DIRECTIONS: Locate the lines of the listing below that hold "الإحكام", then copy each of them.

[Saved entries]
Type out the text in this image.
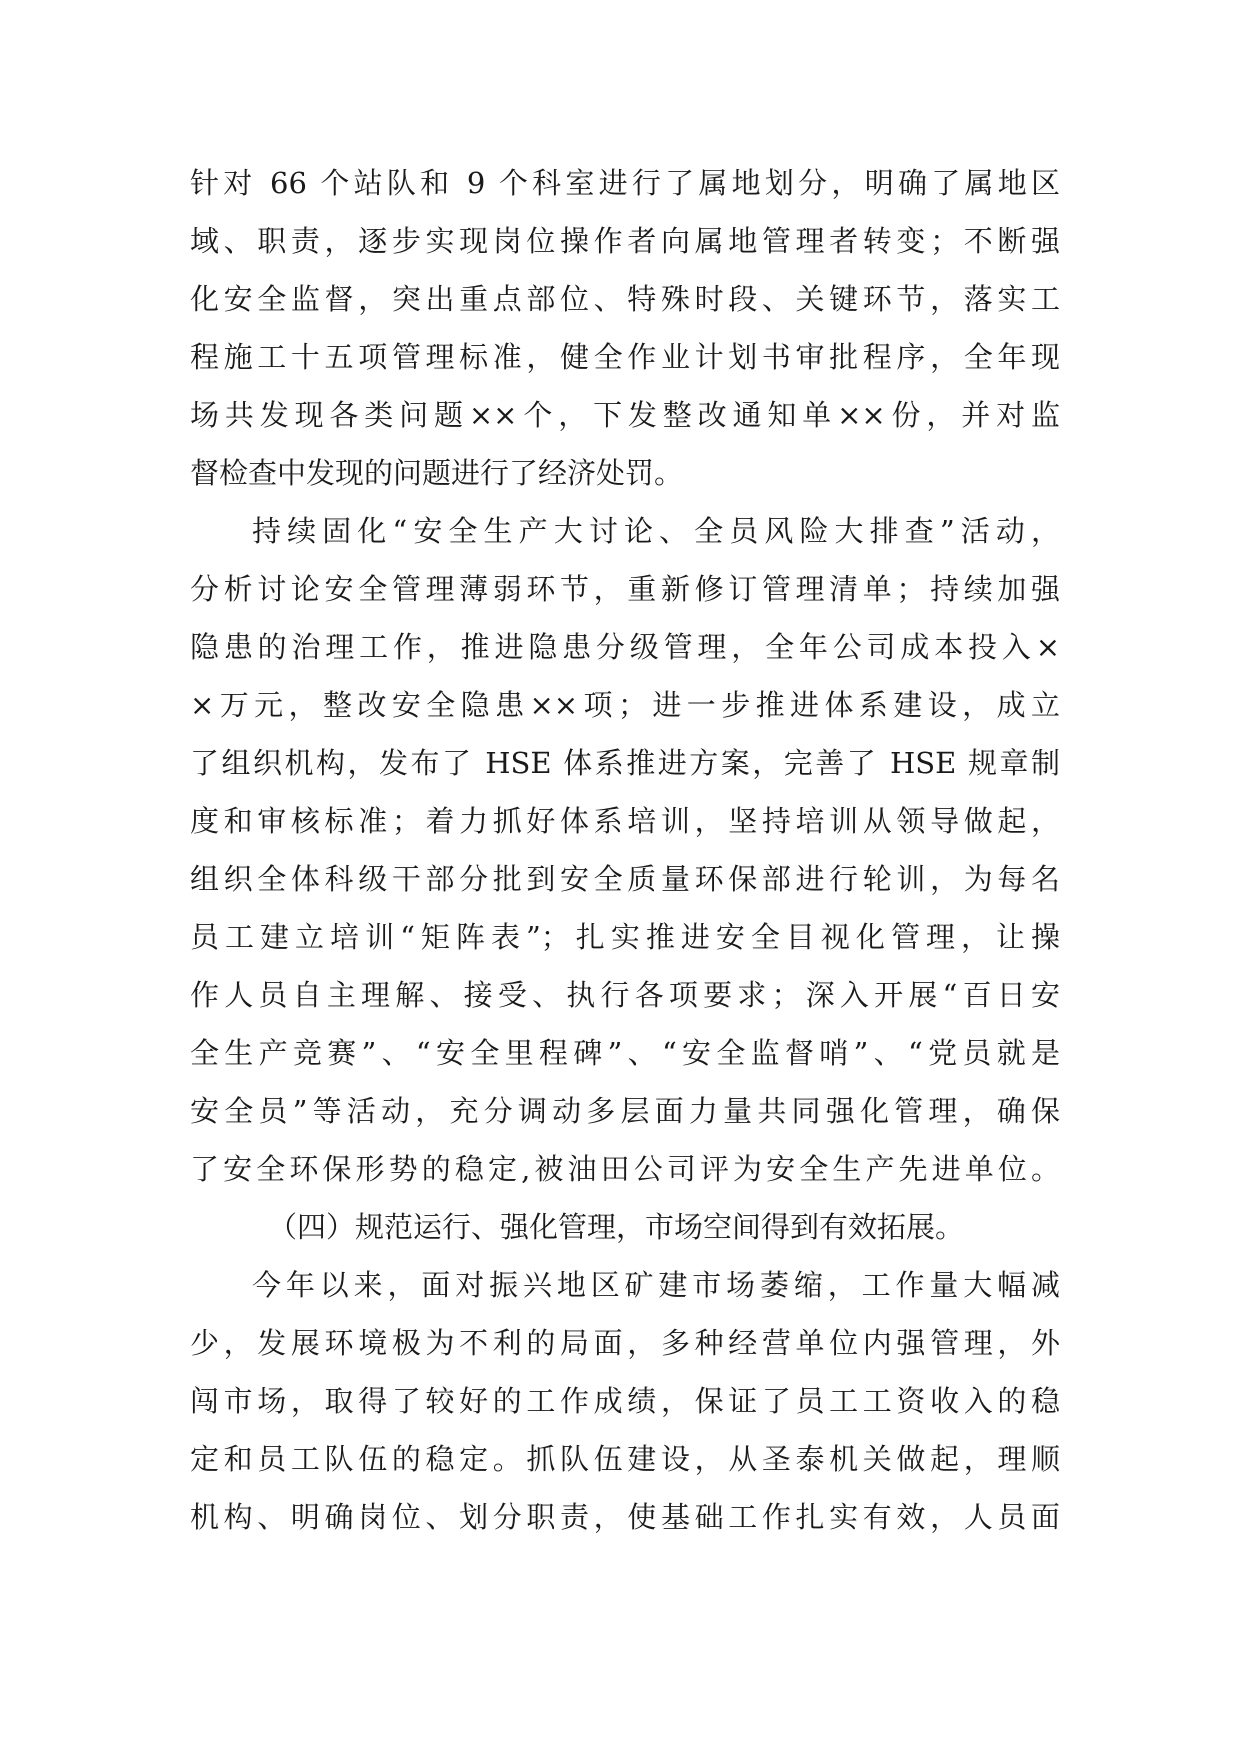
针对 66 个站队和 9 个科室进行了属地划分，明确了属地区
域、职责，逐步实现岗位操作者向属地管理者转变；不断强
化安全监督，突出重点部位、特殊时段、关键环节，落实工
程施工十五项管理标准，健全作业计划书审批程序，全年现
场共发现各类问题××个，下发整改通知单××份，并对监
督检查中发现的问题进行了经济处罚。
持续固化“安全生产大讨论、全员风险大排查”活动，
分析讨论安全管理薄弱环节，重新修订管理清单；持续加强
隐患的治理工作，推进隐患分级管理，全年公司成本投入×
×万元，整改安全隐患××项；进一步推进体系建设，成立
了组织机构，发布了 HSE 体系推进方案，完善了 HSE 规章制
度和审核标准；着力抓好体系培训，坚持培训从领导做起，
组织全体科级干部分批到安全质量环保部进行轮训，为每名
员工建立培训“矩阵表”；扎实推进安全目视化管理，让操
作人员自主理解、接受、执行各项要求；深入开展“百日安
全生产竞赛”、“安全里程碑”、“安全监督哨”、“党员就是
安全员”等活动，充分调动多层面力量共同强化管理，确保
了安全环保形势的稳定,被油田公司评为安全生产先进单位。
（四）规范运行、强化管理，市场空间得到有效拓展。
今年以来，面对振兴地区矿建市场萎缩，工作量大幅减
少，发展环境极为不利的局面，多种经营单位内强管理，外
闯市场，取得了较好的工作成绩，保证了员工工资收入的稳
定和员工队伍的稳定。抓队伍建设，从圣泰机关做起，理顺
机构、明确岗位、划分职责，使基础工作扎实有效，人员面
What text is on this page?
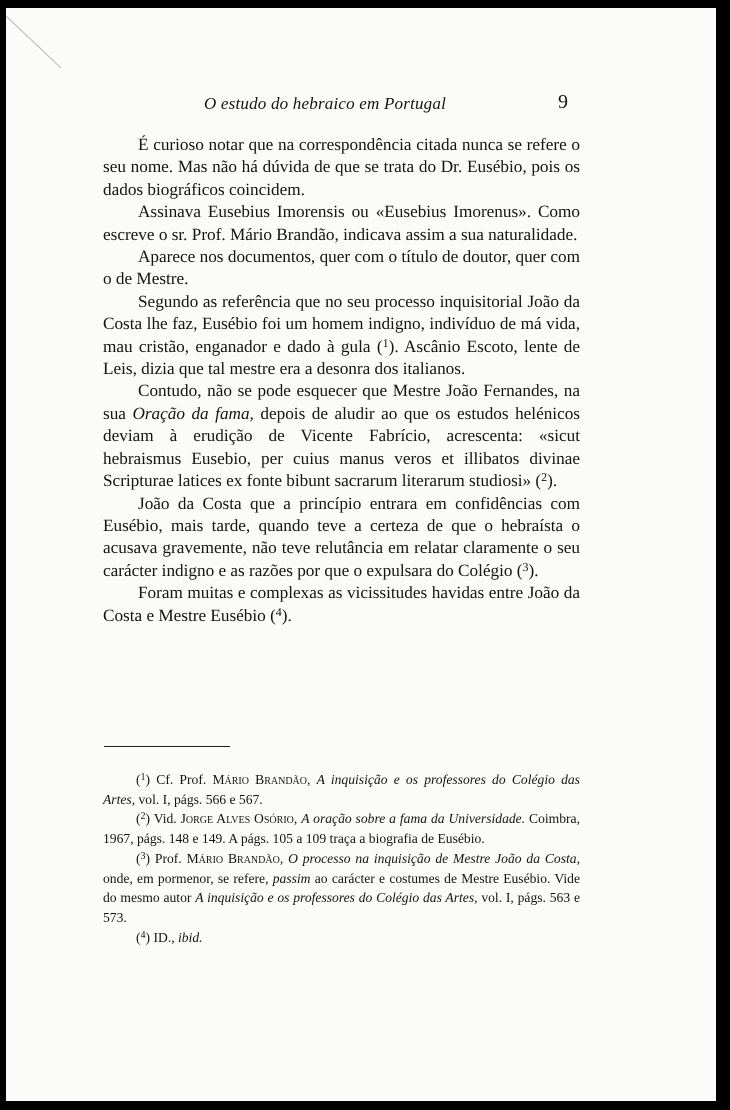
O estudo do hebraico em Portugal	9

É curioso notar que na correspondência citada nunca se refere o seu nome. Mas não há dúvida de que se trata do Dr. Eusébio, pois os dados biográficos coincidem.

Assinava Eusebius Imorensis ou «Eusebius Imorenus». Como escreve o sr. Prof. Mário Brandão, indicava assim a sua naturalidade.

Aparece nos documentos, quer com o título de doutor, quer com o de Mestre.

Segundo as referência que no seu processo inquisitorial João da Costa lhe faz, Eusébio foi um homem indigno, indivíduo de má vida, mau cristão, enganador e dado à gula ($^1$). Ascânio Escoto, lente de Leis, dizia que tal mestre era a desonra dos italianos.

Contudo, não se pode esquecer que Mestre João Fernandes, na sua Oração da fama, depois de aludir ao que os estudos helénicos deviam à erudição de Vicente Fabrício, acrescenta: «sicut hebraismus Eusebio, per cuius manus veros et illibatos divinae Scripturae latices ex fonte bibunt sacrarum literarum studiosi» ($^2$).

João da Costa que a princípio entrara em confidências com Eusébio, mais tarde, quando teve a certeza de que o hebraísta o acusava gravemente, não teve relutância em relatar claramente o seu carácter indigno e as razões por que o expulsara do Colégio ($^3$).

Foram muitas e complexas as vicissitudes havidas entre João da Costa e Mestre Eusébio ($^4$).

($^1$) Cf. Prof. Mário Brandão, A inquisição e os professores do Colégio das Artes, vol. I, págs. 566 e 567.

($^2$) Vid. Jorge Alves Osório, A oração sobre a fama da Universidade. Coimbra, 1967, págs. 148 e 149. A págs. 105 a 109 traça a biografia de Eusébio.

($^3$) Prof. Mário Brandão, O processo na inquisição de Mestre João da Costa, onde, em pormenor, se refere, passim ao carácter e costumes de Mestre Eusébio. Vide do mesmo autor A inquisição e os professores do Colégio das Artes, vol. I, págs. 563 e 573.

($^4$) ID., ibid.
---
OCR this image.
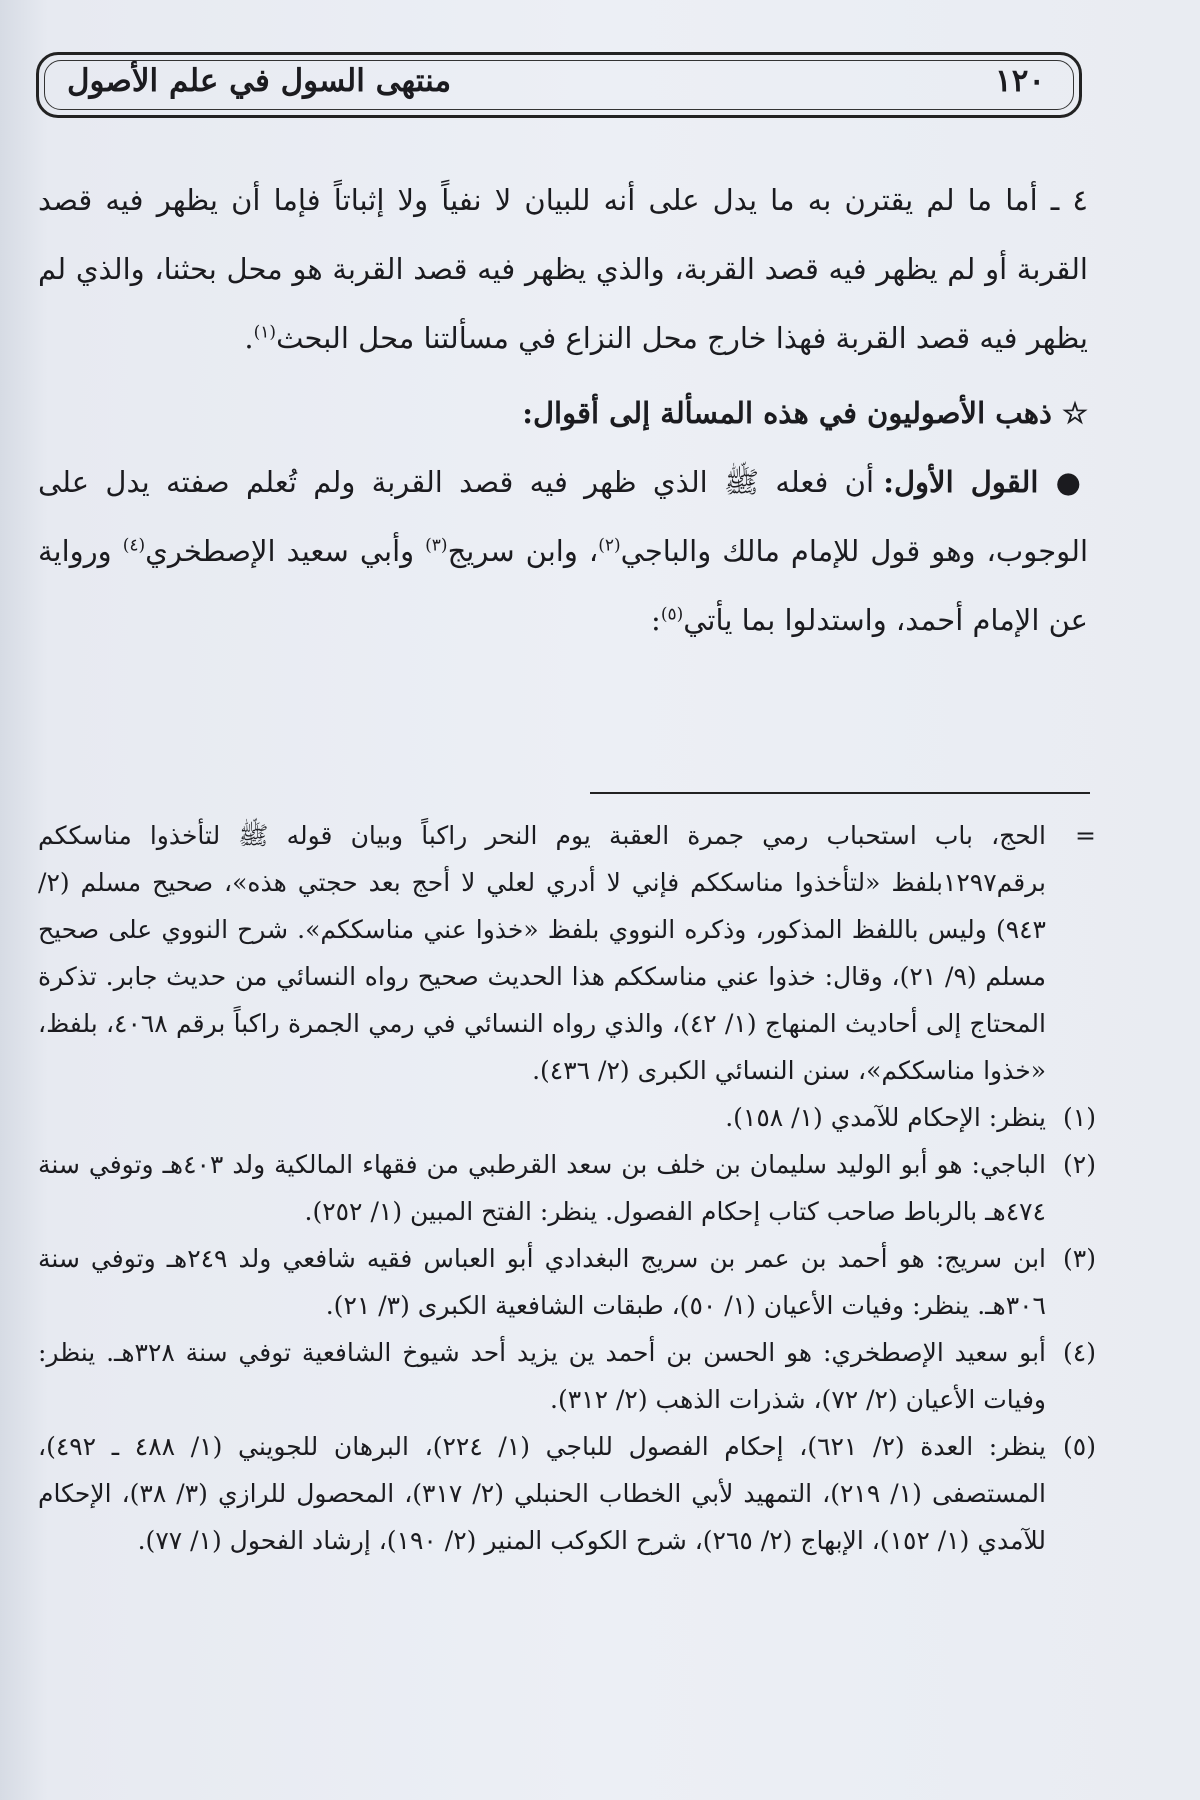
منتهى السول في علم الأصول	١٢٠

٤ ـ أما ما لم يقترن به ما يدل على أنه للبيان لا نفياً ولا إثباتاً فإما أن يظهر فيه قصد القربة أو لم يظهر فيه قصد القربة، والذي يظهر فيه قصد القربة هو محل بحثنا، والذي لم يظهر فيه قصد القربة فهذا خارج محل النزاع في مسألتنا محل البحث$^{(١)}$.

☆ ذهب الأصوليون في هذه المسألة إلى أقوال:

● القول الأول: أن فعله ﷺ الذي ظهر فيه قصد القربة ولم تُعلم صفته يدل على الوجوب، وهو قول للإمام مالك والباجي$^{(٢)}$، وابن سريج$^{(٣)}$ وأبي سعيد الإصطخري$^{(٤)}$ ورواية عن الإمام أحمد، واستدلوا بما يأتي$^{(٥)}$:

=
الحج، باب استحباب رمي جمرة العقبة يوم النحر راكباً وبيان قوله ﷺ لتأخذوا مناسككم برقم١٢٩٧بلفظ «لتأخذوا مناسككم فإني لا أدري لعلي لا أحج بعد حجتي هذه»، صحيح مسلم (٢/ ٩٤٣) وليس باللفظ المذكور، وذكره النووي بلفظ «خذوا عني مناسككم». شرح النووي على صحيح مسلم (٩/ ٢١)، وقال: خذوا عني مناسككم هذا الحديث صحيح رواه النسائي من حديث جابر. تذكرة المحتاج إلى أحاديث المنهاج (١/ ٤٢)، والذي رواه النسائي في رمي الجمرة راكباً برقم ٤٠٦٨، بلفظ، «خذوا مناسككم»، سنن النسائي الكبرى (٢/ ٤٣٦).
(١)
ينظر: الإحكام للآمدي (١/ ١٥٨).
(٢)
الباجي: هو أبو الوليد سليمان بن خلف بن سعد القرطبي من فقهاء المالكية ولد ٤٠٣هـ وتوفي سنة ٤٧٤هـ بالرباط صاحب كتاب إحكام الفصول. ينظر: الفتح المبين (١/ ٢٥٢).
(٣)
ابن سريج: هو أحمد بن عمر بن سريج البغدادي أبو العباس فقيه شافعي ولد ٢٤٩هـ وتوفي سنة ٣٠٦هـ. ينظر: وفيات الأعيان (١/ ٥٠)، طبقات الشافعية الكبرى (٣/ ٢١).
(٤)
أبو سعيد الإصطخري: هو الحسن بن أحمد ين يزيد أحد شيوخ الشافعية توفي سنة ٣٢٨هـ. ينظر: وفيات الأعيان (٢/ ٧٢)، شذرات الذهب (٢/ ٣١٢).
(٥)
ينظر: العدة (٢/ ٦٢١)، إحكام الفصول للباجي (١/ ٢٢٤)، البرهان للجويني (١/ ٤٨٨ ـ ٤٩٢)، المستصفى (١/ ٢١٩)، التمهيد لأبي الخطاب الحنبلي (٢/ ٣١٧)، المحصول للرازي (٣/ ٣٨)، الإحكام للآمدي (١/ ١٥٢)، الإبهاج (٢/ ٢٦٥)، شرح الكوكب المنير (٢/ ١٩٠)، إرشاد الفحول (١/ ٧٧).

FINAL ANSWER:
ينظر: الإحكام للآمدي (١/ ١٥٨).
ينظر: العدة (٢/ ٦٢١)، إحكام الفصول للباجي (١/ ٢٢٤)، البرهان للجويني (١/ ٤٨٨ ـ ٤٩٢)، المستصفى (١/ ٢١٩)، التمهيد لأبي الخطاب الحنبلي (٢/ ٣١٧)، المحصول للرازي (٣/ ٣٨)، الإحكام للآمدي (١/ ١٥٢)، الإبهاج (٢/ ٢٦٥)، شرح الكوكب المنير (٢/ ١٩٠)، إرشاد الفحول (١/ ٧٧).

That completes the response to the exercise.